◆ Given task: From the entries below, tally how many lines contain "JSON" and report only that figure.

◆ Data:

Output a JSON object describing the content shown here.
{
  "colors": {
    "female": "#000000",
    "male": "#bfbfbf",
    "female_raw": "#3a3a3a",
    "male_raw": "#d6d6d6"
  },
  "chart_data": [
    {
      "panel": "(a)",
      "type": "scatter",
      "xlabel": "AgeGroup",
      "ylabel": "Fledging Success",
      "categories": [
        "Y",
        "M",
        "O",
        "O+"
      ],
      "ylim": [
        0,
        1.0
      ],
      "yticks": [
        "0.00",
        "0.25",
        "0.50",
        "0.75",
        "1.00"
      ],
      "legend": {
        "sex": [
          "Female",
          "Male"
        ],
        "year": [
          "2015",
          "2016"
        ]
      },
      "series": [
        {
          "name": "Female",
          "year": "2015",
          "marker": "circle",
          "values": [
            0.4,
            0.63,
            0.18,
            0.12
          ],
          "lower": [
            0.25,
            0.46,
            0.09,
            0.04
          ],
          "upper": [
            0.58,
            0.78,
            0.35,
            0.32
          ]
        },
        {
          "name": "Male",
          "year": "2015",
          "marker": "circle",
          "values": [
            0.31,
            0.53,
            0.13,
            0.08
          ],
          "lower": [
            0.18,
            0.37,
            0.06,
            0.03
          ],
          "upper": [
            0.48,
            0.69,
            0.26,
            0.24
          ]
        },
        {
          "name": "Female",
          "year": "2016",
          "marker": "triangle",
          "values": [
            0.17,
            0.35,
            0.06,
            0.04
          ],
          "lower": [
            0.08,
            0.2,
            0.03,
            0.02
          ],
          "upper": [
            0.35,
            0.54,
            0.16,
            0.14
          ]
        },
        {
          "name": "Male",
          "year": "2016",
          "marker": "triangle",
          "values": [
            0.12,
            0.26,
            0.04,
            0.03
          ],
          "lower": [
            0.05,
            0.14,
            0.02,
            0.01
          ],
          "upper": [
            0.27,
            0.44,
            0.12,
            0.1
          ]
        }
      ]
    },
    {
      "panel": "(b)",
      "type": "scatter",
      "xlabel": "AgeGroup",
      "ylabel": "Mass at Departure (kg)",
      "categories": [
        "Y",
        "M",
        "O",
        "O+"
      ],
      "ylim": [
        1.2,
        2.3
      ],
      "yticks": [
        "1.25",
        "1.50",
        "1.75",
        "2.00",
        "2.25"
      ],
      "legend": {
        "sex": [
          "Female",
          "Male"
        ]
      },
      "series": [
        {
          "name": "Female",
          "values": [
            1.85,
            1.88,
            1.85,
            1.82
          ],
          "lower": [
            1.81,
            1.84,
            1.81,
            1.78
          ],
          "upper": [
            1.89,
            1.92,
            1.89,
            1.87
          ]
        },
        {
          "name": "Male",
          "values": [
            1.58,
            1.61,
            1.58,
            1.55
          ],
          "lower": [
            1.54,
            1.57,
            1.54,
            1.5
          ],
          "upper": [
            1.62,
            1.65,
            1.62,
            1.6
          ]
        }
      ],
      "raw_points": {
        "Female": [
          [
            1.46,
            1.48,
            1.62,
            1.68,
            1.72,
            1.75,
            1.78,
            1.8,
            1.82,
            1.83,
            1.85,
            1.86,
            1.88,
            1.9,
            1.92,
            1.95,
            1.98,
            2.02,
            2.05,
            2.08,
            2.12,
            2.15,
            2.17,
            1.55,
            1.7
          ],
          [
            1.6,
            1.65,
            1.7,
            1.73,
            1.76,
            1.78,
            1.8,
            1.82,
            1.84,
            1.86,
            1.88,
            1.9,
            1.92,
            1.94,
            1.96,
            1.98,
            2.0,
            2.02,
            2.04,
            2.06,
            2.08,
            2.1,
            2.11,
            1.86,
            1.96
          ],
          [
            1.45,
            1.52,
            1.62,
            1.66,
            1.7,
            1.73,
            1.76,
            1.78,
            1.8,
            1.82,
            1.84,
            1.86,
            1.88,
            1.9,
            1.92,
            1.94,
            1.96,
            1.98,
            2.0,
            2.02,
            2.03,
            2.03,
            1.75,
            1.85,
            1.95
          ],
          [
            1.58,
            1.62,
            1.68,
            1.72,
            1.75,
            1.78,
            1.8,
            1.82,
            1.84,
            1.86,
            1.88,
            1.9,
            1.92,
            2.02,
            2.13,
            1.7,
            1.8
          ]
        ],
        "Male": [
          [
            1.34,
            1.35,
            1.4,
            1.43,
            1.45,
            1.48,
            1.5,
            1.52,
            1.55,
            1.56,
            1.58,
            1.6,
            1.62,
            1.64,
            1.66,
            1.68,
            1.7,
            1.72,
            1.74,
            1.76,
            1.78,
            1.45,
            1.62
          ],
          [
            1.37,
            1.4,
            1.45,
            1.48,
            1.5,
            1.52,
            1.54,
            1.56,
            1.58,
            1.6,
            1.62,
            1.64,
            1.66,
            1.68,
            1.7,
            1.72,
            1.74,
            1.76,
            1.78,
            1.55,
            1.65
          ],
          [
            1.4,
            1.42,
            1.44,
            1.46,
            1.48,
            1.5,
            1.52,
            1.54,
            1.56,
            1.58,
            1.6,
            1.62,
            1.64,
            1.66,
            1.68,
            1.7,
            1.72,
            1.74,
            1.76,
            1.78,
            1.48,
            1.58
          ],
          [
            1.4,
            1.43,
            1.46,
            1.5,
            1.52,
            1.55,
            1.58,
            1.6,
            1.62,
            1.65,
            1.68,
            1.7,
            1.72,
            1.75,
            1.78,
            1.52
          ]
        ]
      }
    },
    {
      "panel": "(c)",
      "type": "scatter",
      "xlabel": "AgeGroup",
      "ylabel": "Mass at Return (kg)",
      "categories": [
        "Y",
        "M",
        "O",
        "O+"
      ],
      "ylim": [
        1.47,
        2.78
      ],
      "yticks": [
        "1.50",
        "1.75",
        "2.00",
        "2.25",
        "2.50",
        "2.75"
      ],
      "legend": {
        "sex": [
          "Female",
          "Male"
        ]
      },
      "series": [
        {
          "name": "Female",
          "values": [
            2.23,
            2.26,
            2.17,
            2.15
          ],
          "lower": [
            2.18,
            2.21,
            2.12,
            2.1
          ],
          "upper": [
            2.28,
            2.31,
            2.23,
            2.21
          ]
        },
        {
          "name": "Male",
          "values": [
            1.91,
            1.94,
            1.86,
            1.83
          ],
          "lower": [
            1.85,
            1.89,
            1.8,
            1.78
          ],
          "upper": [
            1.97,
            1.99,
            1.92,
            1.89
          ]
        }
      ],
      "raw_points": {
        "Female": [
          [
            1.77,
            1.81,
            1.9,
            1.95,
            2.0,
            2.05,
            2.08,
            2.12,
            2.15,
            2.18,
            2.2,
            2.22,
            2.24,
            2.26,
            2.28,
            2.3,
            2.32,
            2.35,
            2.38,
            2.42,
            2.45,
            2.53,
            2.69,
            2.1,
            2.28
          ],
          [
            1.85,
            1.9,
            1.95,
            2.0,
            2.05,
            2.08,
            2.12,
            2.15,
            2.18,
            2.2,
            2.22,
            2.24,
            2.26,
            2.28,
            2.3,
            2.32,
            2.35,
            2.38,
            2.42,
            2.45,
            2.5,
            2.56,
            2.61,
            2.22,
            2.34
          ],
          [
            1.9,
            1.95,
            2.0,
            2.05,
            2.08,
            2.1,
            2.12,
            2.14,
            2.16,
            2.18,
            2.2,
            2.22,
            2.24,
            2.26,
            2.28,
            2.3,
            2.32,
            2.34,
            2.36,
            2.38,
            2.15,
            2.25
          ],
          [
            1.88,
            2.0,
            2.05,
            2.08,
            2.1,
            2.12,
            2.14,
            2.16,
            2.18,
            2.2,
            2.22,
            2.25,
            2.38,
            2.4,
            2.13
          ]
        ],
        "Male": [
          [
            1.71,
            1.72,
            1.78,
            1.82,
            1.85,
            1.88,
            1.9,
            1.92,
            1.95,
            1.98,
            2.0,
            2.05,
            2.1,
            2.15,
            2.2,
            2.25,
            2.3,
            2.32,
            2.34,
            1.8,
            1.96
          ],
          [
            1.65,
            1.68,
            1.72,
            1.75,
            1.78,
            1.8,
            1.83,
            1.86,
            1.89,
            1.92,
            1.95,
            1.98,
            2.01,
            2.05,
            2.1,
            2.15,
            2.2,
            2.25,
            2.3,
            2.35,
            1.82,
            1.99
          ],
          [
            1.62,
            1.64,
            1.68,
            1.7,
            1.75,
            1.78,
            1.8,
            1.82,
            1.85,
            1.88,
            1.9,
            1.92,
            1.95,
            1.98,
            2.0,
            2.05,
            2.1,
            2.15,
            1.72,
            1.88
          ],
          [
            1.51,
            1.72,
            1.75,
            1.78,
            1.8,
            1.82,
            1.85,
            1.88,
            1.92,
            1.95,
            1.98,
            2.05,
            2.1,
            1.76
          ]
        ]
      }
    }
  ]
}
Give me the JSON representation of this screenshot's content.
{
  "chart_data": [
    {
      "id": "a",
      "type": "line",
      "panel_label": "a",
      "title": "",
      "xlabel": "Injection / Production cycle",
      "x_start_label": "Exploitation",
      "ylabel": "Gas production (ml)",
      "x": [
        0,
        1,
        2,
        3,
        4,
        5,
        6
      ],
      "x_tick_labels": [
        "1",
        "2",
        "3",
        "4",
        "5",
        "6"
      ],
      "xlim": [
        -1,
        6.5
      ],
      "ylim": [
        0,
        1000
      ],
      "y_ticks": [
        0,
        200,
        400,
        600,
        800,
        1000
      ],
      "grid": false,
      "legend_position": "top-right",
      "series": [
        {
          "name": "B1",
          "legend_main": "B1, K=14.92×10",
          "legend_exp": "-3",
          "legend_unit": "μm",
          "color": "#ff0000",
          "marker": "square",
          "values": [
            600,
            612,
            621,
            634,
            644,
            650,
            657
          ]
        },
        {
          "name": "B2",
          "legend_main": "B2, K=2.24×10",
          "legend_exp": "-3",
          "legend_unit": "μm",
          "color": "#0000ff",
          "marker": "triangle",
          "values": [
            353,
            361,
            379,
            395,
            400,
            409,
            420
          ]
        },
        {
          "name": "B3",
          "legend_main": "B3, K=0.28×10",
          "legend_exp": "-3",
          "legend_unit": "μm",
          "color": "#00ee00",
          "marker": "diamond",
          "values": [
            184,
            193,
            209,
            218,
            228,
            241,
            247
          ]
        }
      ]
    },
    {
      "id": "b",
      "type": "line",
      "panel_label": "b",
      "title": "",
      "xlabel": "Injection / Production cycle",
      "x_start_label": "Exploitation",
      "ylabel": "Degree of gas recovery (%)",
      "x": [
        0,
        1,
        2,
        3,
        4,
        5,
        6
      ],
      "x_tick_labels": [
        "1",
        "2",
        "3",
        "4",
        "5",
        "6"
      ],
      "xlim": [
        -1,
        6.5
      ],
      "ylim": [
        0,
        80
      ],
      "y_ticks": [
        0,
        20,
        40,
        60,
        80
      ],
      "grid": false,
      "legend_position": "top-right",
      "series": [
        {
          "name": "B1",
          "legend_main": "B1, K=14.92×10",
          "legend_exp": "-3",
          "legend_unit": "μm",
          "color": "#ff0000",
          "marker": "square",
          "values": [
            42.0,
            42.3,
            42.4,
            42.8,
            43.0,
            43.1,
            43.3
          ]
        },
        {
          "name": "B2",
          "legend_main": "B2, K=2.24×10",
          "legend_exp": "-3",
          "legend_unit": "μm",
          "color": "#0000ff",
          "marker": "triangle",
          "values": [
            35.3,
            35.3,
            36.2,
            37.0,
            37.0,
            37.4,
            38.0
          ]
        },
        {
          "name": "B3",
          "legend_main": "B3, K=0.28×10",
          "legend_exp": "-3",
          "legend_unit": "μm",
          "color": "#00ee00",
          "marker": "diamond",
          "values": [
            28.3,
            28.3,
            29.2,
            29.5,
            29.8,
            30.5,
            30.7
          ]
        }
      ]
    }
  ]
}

◆ Task answer: 2